## Start TASK INPUTS

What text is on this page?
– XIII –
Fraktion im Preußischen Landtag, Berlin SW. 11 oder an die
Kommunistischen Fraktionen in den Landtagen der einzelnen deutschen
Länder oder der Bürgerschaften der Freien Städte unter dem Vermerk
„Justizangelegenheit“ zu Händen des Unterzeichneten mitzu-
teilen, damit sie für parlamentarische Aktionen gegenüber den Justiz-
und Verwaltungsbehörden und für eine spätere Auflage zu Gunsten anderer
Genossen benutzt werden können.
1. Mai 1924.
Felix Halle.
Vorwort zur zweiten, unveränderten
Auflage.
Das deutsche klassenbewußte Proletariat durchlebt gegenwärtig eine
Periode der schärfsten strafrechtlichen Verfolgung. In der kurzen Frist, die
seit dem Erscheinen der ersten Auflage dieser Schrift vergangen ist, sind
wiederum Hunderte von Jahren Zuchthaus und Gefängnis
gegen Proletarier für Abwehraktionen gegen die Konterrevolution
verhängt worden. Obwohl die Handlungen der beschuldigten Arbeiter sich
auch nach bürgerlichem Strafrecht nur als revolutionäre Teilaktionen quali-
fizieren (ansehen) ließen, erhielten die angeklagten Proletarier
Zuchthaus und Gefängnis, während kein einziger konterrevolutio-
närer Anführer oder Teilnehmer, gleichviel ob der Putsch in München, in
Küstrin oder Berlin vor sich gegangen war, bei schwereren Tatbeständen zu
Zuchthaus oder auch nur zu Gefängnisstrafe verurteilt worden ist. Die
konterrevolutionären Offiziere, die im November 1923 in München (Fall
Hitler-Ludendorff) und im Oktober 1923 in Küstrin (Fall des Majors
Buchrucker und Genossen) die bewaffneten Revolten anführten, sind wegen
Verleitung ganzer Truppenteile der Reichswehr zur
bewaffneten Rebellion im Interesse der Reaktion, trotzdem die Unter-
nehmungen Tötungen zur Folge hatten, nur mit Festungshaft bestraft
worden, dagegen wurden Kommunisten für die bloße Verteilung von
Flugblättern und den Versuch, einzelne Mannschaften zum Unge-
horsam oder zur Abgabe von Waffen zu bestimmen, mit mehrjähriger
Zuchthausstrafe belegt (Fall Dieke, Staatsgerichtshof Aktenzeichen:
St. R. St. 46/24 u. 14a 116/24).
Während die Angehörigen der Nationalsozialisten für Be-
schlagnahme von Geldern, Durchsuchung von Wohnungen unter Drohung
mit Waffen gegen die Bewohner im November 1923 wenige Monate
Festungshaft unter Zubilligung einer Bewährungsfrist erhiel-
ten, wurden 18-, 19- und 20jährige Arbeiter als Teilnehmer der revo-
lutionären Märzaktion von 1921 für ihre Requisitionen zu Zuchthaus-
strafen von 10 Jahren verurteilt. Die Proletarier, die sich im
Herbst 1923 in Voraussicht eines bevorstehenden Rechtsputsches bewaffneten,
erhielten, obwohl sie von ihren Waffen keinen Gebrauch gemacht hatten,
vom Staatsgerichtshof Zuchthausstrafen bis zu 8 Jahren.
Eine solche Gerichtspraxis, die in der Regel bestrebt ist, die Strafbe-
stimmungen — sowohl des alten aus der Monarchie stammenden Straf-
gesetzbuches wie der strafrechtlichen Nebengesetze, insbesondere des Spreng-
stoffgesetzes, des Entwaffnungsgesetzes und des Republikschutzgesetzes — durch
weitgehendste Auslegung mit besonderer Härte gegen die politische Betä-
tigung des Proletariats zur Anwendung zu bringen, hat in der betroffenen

## End TASK INPUTS

▶ **WHAT IS REQUIRED**
Find and count the lines of the data that include the string "verurteilt", and report that figure by itself.

▶ **RESULT FOR THIS TASK**
2